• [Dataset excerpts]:
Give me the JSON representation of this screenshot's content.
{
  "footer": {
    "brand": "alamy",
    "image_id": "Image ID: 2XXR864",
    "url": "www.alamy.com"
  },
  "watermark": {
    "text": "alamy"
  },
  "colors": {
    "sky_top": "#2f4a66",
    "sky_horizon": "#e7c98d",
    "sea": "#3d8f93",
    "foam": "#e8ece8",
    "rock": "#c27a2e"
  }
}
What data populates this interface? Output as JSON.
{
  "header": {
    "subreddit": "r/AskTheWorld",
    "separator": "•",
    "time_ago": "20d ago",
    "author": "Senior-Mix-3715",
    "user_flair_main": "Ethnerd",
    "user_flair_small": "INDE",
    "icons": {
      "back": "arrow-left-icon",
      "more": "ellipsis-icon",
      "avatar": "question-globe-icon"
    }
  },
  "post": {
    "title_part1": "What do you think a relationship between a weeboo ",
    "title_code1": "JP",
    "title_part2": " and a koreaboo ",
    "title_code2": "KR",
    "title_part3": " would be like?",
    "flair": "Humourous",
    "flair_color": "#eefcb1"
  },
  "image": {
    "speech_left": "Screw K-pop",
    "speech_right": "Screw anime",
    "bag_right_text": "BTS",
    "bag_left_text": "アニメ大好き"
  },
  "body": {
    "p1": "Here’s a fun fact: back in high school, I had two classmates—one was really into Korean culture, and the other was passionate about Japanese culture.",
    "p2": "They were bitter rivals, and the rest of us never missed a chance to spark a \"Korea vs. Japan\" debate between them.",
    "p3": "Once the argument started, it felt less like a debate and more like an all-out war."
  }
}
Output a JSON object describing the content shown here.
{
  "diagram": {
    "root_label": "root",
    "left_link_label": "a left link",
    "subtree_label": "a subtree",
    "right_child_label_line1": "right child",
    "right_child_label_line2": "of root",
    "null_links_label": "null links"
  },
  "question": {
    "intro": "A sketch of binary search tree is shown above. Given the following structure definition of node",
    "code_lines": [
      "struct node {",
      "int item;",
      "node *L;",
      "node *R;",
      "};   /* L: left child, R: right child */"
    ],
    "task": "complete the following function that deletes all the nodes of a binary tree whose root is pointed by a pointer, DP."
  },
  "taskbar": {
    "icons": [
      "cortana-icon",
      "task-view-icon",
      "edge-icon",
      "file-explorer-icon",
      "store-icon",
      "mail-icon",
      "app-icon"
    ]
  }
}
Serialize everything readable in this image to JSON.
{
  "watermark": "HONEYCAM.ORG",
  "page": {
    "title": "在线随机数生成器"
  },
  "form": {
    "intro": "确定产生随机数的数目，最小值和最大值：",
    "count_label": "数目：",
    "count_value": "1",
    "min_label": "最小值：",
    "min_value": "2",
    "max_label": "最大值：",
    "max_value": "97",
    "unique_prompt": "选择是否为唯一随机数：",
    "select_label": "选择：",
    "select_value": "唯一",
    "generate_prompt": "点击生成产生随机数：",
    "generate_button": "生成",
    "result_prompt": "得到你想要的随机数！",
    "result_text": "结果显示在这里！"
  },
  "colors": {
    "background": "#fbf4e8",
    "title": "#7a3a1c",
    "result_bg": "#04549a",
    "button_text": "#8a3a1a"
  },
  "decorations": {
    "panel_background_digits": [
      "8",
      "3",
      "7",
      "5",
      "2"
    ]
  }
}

• [Given request]:
Each of the records should be retyped exactly.

• [Finished task]:
Give me the JSON representation of this screenshot's content.
{
  "footer": {
    "brand": "alamy",
    "image_id": "Image ID: 2XXR864",
    "url": "www.alamy.com"
  },
  "watermark": {
    "text": "alamy"
  },
  "colors": {
    "sky_top": "#2f4a66",
    "sky_horizon": "#e7c98d",
    "sea": "#3d8f93",
    "foam": "#e8ece8",
    "rock": "#c27a2e"
  }
}
What data populates this interface? Output as JSON.
{
  "header": {
    "subreddit": "r/AskTheWorld",
    "separator": "•",
    "time_ago": "20d ago",
    "author": "Senior-Mix-3715",
    "user_flair_main": "Ethnerd",
    "user_flair_small": "INDE",
    "icons": {
      "back": "arrow-left-icon",
      "more": "ellipsis-icon",
      "avatar": "question-globe-icon"
    }
  },
  "post": {
    "title_part1": "What do you think a relationship between a weeboo ",
    "title_code1": "JP",
    "title_part2": " and a koreaboo ",
    "title_code2": "KR",
    "title_part3": " would be like?",
    "flair": "Humourous",
    "flair_color": "#eefcb1"
  },
  "image": {
    "speech_left": "Screw K-pop",
    "speech_right": "Screw anime",
    "bag_right_text": "BTS",
    "bag_left_text": "アニメ大好き"
  },
  "body": {
    "p1": "Here’s a fun fact: back in high school, I had two classmates—one was really into Korean culture, and the other was passionate about Japanese culture.",
    "p2": "They were bitter rivals, and the rest of us never missed a chance to spark a \"Korea vs. Japan\" debate between them.",
    "p3": "Once the argument started, it felt less like a debate and more like an all-out war."
  }
}
Output a JSON object describing the content shown here.
{
  "diagram": {
    "root_label": "root",
    "left_link_label": "a left link",
    "subtree_label": "a subtree",
    "right_child_label_line1": "right child",
    "right_child_label_line2": "of root",
    "null_links_label": "null links"
  },
  "question": {
    "intro": "A sketch of binary search tree is shown above. Given the following structure definition of node",
    "code_lines": [
      "struct node {",
      "int item;",
      "node *L;",
      "node *R;",
      "};   /* L: left child, R: right child */"
    ],
    "task": "complete the following function that deletes all the nodes of a binary tree whose root is pointed by a pointer, DP."
  },
  "taskbar": {
    "icons": [
      "cortana-icon",
      "task-view-icon",
      "edge-icon",
      "file-explorer-icon",
      "store-icon",
      "mail-icon",
      "app-icon"
    ]
  }
}
Serialize everything readable in this image to JSON.
{
  "watermark": "HONEYCAM.ORG",
  "page": {
    "title": "在线随机数生成器"
  },
  "form": {
    "intro": "确定产生随机数的数目，最小值和最大值：",
    "count_label": "数目：",
    "count_value": "1",
    "min_label": "最小值：",
    "min_value": "2",
    "max_label": "最大值：",
    "max_value": "97",
    "unique_prompt": "选择是否为唯一随机数：",
    "select_label": "选择：",
    "select_value": "唯一",
    "generate_prompt": "点击生成产生随机数：",
    "generate_button": "生成",
    "result_prompt": "得到你想要的随机数！",
    "result_text": "结果显示在这里！"
  },
  "colors": {
    "background": "#fbf4e8",
    "title": "#7a3a1c",
    "result_bg": "#04549a",
    "button_text": "#8a3a1a"
  },
  "decorations": {
    "panel_background_digits": [
      "8",
      "3",
      "7",
      "5",
      "2"
    ]
  }
}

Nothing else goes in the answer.